--- start of Listed records ---
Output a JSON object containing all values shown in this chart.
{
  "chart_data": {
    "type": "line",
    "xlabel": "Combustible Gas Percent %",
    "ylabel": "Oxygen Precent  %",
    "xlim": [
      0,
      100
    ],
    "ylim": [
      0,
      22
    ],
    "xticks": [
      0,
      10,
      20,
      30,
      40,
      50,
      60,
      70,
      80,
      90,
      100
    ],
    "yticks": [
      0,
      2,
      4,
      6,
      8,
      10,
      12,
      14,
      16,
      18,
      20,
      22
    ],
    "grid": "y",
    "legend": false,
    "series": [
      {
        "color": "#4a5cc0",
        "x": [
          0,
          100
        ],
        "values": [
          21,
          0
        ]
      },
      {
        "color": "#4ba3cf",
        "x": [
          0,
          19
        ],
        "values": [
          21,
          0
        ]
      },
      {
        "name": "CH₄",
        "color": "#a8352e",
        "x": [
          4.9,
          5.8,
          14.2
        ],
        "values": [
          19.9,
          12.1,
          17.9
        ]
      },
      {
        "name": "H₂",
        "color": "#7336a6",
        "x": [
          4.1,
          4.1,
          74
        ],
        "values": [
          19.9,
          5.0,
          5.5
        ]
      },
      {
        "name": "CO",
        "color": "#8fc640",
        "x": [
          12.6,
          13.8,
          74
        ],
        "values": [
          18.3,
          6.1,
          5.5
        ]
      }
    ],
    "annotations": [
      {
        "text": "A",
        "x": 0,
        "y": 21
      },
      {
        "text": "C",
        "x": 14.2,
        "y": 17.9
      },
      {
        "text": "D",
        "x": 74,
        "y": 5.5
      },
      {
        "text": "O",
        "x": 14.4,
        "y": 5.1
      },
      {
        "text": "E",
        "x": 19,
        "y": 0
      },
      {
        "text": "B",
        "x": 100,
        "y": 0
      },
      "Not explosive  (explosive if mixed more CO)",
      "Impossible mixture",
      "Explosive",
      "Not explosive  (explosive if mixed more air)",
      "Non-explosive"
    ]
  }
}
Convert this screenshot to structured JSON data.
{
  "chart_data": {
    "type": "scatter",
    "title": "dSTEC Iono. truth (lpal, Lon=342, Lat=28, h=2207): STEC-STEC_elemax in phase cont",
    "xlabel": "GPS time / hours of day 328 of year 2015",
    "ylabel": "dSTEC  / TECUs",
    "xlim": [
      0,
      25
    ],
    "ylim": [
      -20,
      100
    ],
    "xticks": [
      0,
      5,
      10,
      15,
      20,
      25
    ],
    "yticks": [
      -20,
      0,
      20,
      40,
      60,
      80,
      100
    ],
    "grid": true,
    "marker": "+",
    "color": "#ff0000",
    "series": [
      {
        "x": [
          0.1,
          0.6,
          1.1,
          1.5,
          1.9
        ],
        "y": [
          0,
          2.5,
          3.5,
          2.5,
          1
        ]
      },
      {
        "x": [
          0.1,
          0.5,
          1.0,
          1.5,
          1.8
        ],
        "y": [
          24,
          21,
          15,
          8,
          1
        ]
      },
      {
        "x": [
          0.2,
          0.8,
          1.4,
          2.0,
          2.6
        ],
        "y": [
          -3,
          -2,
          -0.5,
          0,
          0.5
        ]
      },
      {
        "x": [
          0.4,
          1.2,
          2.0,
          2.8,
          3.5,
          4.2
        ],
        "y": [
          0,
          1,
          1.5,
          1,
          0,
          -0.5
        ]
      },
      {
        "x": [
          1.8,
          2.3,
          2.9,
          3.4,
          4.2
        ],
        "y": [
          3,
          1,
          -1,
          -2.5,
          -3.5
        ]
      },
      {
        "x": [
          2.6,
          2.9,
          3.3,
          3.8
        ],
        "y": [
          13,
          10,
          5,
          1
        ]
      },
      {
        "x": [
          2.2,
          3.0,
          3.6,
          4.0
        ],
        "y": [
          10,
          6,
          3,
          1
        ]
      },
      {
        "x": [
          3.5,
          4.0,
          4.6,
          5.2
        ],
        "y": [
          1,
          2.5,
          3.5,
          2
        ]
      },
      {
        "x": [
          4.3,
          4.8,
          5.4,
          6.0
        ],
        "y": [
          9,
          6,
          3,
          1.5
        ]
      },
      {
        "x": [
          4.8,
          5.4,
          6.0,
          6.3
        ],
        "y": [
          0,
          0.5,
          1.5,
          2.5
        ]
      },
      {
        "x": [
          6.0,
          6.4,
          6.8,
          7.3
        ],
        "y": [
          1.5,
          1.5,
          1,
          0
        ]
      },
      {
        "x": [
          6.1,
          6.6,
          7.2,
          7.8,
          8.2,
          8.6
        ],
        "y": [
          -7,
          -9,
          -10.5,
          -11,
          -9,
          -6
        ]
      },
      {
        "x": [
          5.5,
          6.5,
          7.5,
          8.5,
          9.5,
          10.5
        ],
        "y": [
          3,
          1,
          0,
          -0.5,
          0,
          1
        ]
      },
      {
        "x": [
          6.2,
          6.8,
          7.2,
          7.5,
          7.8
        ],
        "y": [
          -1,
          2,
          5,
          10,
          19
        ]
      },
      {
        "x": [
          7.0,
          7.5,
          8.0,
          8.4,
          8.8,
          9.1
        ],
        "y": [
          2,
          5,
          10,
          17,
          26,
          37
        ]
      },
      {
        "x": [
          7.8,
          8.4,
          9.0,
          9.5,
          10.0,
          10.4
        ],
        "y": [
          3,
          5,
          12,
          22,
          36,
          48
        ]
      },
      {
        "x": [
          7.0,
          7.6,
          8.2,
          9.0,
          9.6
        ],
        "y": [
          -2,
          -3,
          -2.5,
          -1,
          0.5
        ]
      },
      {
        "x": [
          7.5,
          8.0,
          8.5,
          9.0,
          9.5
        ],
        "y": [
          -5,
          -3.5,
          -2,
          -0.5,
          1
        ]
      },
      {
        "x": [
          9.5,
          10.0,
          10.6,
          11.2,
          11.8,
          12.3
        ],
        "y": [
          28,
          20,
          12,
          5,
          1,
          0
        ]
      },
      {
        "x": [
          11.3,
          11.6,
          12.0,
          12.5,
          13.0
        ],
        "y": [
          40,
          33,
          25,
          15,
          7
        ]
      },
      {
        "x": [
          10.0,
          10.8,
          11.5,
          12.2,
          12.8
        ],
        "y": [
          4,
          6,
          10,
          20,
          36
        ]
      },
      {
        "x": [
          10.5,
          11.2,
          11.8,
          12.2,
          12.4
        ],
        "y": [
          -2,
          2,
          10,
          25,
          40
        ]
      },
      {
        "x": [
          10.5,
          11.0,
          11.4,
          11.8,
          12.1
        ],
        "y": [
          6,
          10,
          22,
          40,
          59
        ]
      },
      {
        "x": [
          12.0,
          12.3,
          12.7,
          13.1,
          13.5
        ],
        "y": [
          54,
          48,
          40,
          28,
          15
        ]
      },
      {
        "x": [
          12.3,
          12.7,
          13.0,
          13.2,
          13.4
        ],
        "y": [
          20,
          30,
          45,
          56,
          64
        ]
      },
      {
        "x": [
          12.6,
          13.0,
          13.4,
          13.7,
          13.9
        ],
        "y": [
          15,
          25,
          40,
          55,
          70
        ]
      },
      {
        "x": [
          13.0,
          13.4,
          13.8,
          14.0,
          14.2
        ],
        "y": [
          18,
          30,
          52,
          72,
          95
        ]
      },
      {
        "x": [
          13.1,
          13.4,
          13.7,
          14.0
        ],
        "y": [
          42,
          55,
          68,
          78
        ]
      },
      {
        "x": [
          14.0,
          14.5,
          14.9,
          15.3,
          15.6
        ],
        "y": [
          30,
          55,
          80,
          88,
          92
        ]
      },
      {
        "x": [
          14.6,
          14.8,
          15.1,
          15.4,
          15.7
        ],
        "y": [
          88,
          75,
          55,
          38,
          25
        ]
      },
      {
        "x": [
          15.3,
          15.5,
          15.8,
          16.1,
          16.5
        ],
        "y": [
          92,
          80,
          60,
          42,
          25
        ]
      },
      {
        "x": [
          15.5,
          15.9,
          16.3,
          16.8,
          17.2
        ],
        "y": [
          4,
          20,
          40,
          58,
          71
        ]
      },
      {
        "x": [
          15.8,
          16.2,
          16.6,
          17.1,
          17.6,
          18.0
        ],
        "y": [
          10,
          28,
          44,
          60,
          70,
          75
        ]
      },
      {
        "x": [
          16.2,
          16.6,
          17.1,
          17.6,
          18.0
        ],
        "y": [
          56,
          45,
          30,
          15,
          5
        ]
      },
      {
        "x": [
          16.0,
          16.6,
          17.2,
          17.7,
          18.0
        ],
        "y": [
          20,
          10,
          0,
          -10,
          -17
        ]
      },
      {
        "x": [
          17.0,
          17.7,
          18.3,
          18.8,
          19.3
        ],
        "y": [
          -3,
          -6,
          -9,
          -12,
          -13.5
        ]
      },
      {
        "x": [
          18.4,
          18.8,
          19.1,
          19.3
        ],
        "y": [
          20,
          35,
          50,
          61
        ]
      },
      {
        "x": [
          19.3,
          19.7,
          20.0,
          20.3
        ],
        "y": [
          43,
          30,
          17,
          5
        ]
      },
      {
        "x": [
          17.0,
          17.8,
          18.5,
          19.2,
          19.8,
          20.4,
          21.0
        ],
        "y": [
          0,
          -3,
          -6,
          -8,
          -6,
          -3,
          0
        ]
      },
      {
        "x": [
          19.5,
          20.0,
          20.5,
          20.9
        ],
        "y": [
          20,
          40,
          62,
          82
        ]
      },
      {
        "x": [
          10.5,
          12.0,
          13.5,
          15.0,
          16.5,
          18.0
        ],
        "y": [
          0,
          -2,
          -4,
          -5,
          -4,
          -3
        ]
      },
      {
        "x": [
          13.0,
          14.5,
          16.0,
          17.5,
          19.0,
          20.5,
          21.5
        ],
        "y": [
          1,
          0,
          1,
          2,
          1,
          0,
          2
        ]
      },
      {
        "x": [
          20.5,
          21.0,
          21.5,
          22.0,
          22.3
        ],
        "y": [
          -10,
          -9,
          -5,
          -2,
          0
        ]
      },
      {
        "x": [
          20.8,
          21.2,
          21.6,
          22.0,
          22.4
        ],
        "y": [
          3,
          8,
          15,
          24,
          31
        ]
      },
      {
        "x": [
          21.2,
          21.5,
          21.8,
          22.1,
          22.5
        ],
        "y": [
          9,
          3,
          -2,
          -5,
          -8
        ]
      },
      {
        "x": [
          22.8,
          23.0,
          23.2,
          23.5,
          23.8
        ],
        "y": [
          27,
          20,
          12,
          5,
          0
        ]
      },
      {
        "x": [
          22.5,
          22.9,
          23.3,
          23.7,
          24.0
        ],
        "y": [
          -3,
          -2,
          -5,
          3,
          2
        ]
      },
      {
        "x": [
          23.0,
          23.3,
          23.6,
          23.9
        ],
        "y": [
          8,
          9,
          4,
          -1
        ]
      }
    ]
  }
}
--- end of Listed records ---
[What to do] Where a line holds "text", copy it out.

[Answer to the exercise]
        "text": "A",
        "text": "C",
        "text": "D",
        "text": "O",
        "text": "E",
        "text": "B",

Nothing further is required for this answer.